- [To do]
#1 From the wood bleaching passage, reproduce the text from "The IR radiation having" to "can be affected.".
#2 In the wood bleaching passage, what maximum emission range is given as advantageous for an IR radiation source?

Said control parameters affect both the wood surface quality parameters and the effective time of hydrogen peroxide from its spraying onto the surface of the piece of wood to its evaporation from the surface thereof according to the following description:

By means of the power or intensity of the radiation source, advantageously an IR radiation source, and by means of the emission profile thereof, there are controlled the lightness of the wood surface and the uniformity of colour. In order to achieve a sufficiently short bleaching time and thus an adequately adjustable method for controlling the quality factors of the surface of whole wood, the maximum emission of the radiation source and particularly that of the IR radiation source must be such that it also emits visible light; a suitable maximum emission for an IR radiation source is 1-10 μm, advantageously 3-6 μm. Hydrogen peroxide is activated by irradiating the wood surface by a radiation source, advantageously an infrared radiation source with a power of 20-500 kW, advantageously 50-200 kW per square meter of wood to be bleached, while the wood surface temperature at the end of the irradiation period is about 40-80°C C.

The IR radiation having the above mentioned maximum emission contains visible light that activates and decomposes hydrogen peroxide. By selecting a different IR radiation source, the emission profile of the radiation of the IR radiation source can be affected.

(Some entries)
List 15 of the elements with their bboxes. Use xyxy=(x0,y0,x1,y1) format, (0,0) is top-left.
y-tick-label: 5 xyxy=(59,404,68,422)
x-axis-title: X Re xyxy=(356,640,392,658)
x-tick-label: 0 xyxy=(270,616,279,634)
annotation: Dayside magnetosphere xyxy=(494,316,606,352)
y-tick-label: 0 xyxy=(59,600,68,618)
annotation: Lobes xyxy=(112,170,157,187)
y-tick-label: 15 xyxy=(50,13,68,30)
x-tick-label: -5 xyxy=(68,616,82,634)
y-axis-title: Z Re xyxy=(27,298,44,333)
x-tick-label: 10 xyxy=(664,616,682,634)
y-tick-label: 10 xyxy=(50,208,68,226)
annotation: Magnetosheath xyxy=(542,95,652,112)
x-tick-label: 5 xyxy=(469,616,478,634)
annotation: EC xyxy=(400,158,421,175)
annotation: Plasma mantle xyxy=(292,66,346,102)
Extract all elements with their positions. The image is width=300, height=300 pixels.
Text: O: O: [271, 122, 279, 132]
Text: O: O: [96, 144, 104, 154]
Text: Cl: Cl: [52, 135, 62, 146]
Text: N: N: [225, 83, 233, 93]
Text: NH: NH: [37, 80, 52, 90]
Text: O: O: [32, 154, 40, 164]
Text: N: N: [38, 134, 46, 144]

- [Responses]
#1
The IR radiation having the above mentioned maximum emission contains visible light that activates and decomposes hydrogen peroxide. By selecting a different IR radiation source, the emission profile of the radiation of the IR radiation source can be affected.

#2 3-6 μm